STATED TASK:
Make an exact copy of the data below, leaving out every picture.

DATA LINES:
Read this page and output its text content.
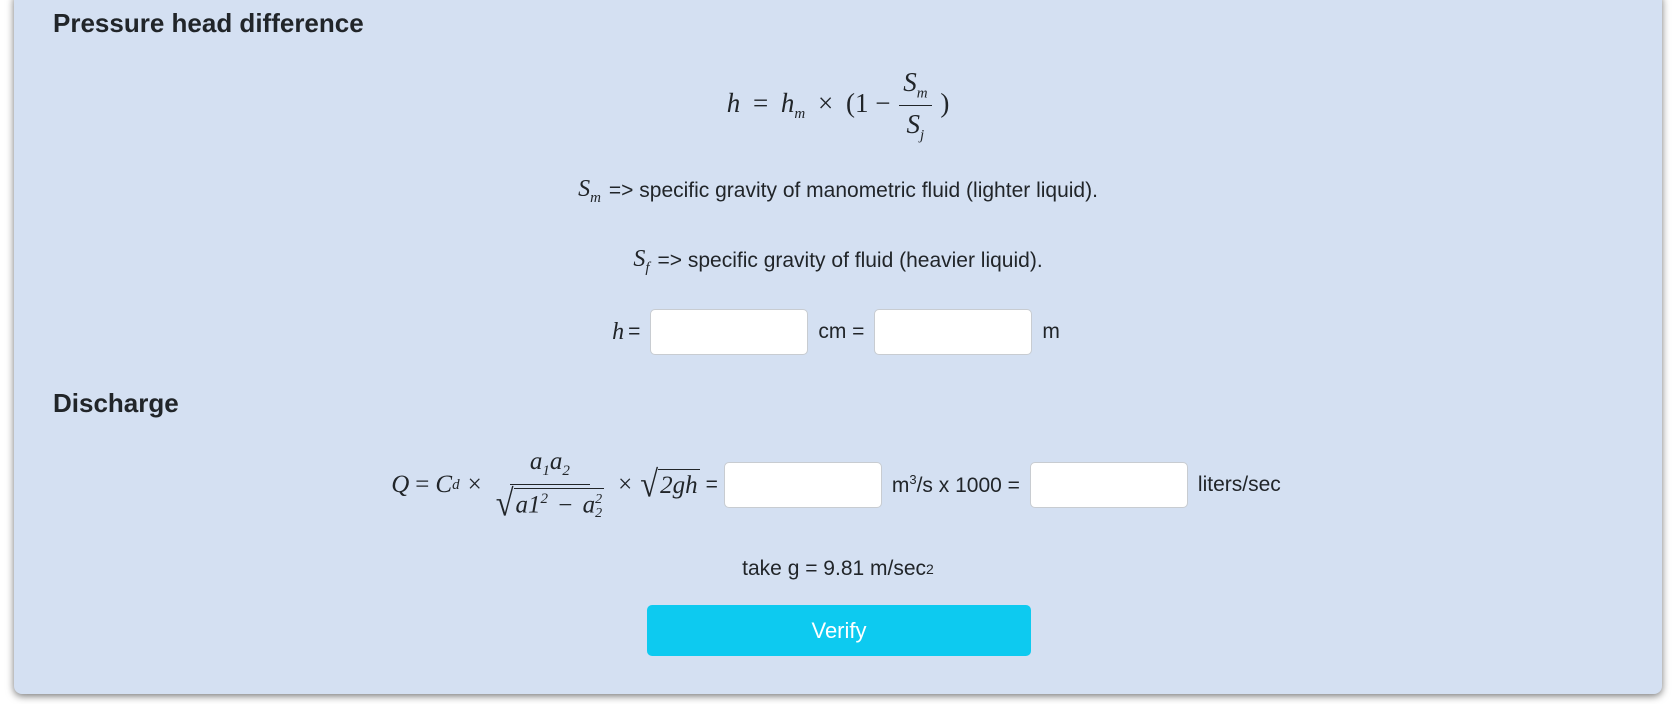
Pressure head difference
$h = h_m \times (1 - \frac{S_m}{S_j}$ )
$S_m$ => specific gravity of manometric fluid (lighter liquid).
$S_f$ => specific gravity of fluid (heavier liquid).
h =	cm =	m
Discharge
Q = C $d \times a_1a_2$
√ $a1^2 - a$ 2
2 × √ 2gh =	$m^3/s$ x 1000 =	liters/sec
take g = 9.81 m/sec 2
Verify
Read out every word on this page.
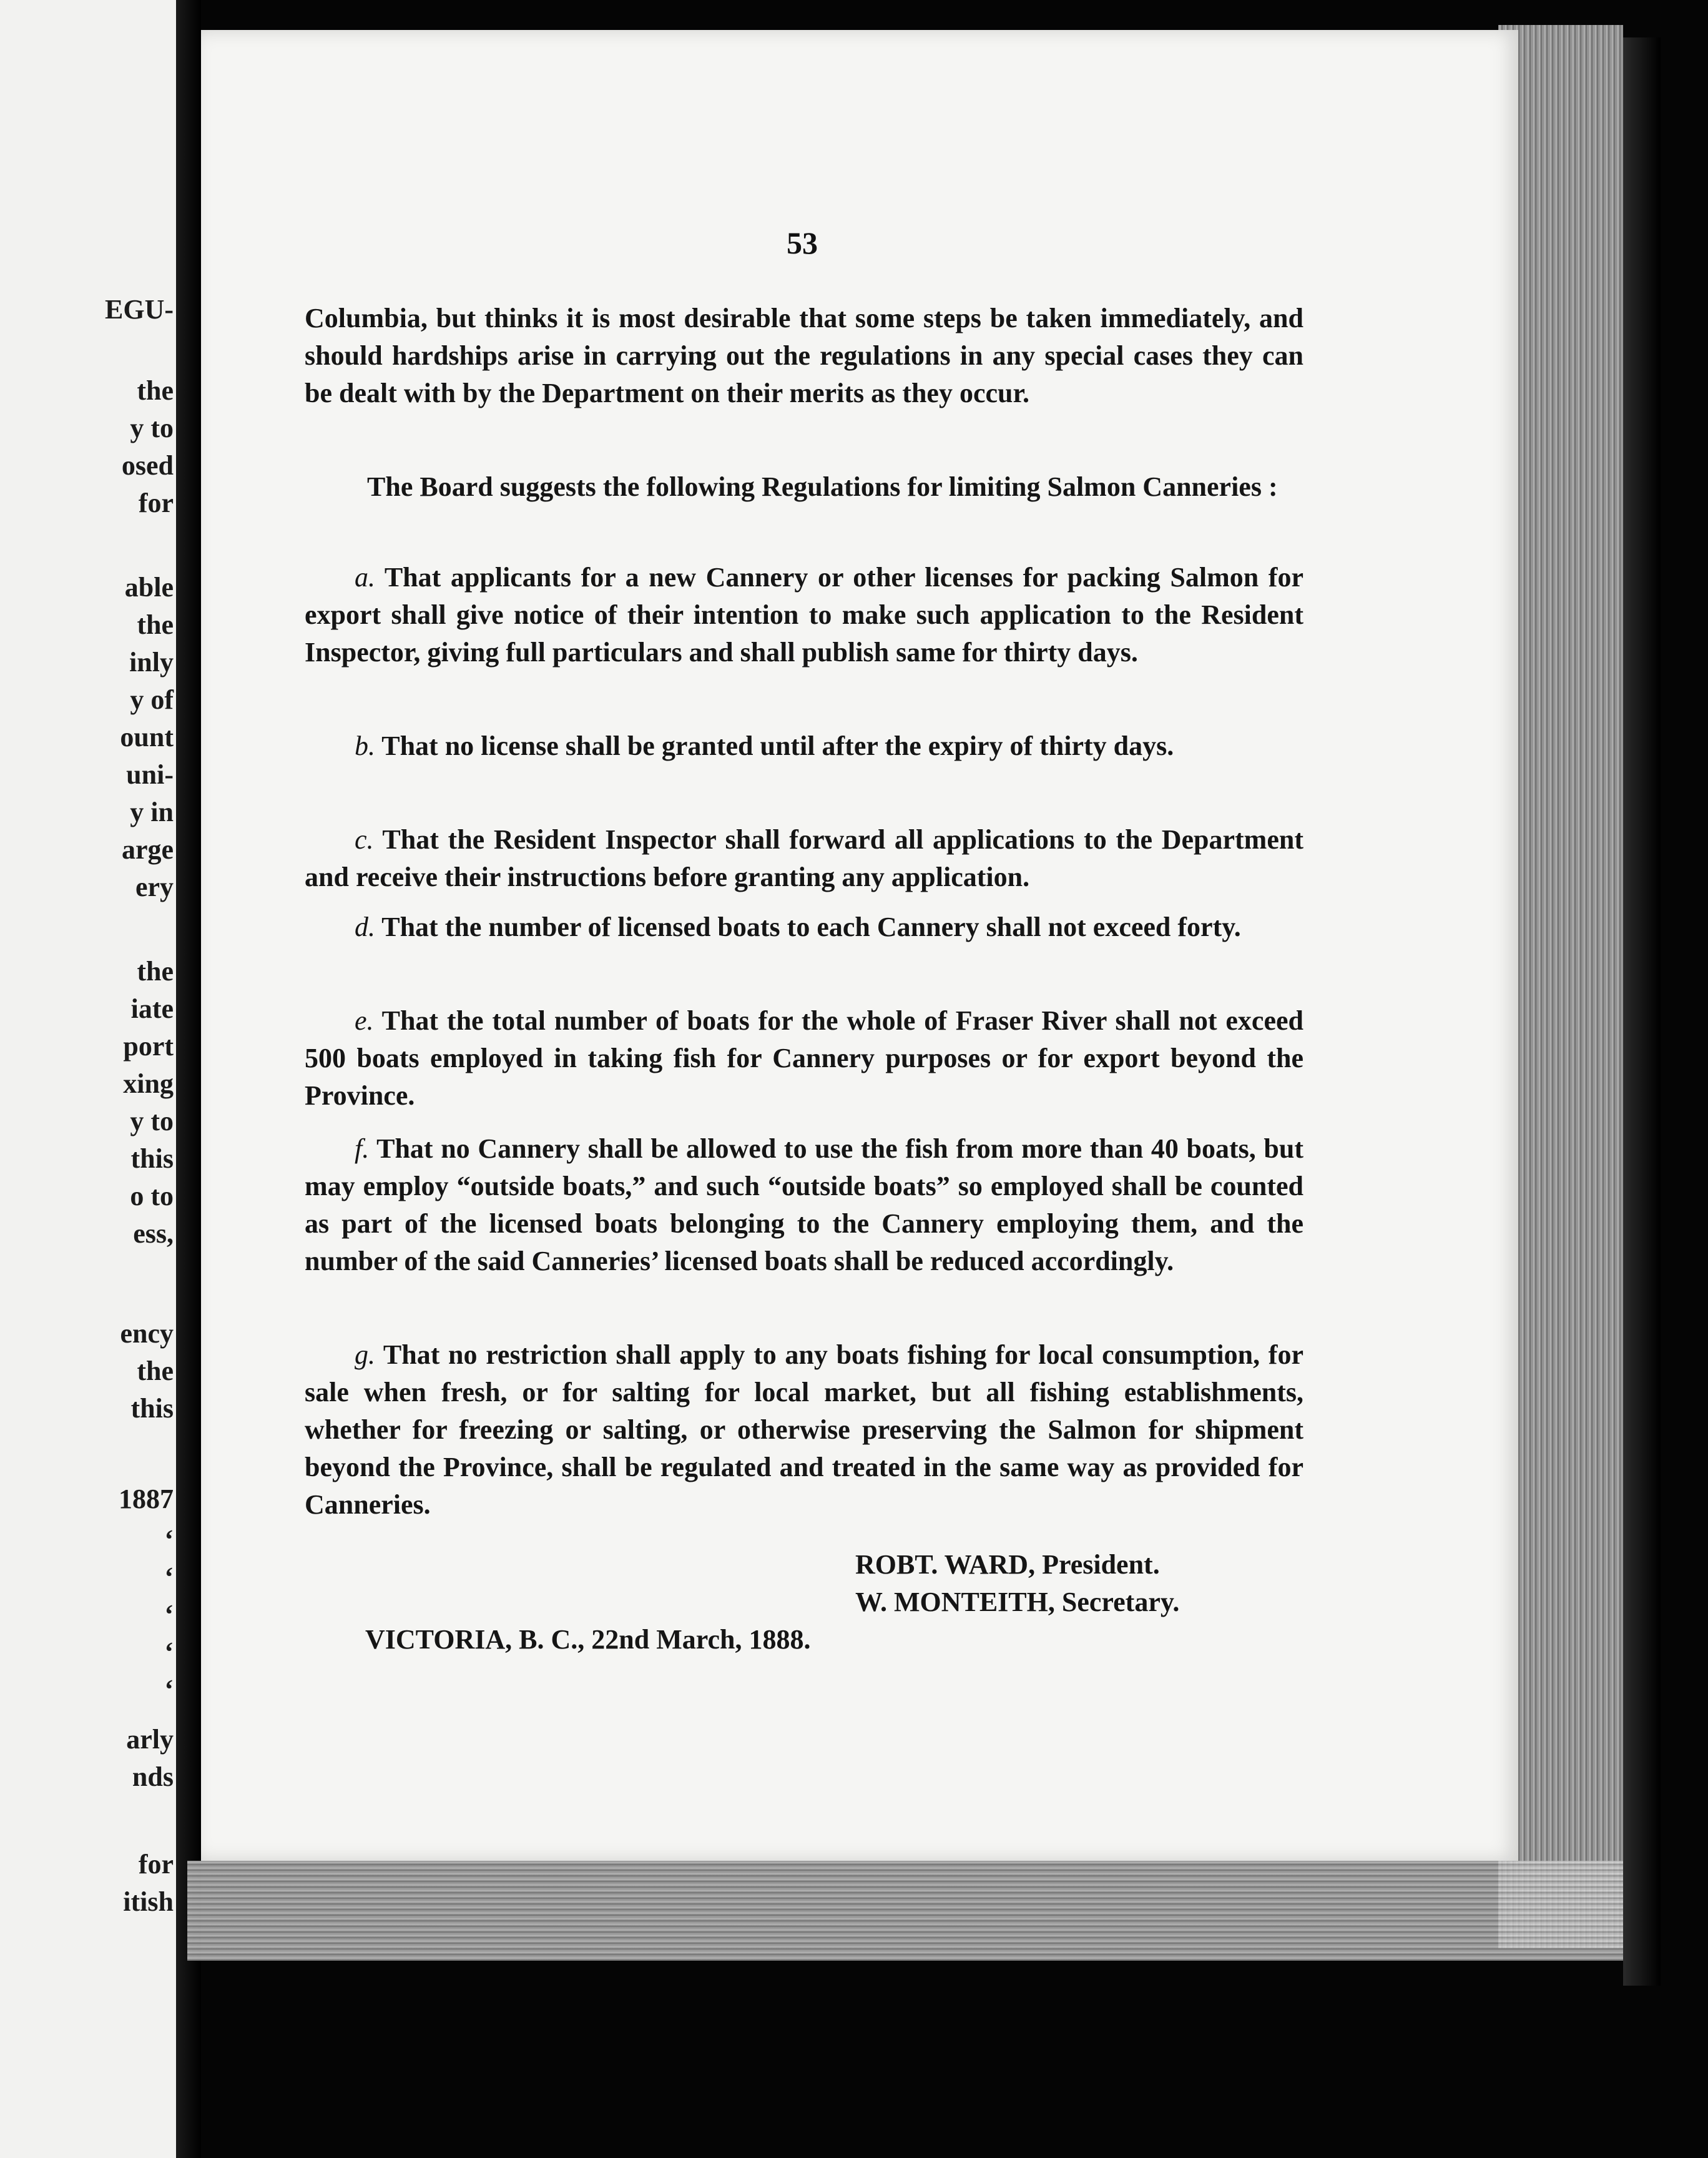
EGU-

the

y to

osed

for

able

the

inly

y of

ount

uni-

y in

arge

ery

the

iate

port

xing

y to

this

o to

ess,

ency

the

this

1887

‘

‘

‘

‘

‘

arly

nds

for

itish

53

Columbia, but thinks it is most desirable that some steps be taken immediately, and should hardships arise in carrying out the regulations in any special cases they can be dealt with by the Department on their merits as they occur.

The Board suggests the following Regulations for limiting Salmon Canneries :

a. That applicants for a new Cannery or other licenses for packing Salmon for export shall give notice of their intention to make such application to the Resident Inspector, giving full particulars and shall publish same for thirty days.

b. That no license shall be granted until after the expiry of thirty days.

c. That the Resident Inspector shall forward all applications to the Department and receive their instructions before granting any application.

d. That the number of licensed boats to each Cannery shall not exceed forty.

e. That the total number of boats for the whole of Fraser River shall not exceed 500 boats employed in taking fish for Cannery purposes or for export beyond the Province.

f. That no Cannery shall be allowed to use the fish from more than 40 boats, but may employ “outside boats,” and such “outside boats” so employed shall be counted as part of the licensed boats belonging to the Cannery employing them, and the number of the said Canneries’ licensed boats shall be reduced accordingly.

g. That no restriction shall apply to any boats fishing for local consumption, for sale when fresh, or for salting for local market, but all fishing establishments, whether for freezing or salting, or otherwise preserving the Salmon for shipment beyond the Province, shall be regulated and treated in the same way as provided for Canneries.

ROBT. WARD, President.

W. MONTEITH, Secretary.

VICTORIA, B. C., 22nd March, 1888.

COMPLETED EXERCISE:
Read this page and output its text content.
Pressure head difference
$h = h_m \times (1 - \frac{S_m}{S_j}$ )
$S_m$ => specific gravity of manometric fluid (lighter liquid).
$S_f$ => specific gravity of fluid (heavier liquid).
h =	cm =	m
Discharge
Q = C $d \times a_1a_2$
√ $a1^2 - a$ 2
2 × √ 2gh =	$m^3/s$ x 1000 =	liters/sec
take g = 9.81 m/sec 2
Verify
Read out every word on this page.
EGU-

the

y to

osed

for

able

the

inly

y of

ount

uni-

y in

arge

ery

the

iate

port

xing

y to

this

o to

ess,

ency

the

this

1887

‘

‘

‘

‘

‘

arly

nds

for

itish

53

Columbia, but thinks it is most desirable that some steps be taken immediately, and should hardships arise in carrying out the regulations in any special cases they can be dealt with by the Department on their merits as they occur.

The Board suggests the following Regulations for limiting Salmon Canneries :

a. That applicants for a new Cannery or other licenses for packing Salmon for export shall give notice of their intention to make such application to the Resident Inspector, giving full particulars and shall publish same for thirty days.

b. That no license shall be granted until after the expiry of thirty days.

c. That the Resident Inspector shall forward all applications to the Department and receive their instructions before granting any application.

d. That the number of licensed boats to each Cannery shall not exceed forty.

e. That the total number of boats for the whole of Fraser River shall not exceed 500 boats employed in taking fish for Cannery purposes or for export beyond the Province.

f. That no Cannery shall be allowed to use the fish from more than 40 boats, but may employ “outside boats,” and such “outside boats” so employed shall be counted as part of the licensed boats belonging to the Cannery employing them, and the number of the said Canneries’ licensed boats shall be reduced accordingly.

g. That no restriction shall apply to any boats fishing for local consumption, for sale when fresh, or for salting for local market, but all fishing establishments, whether for freezing or salting, or otherwise preserving the Salmon for shipment beyond the Province, shall be regulated and treated in the same way as provided for Canneries.

ROBT. WARD, President.

W. MONTEITH, Secretary.

VICTORIA, B. C., 22nd March, 1888.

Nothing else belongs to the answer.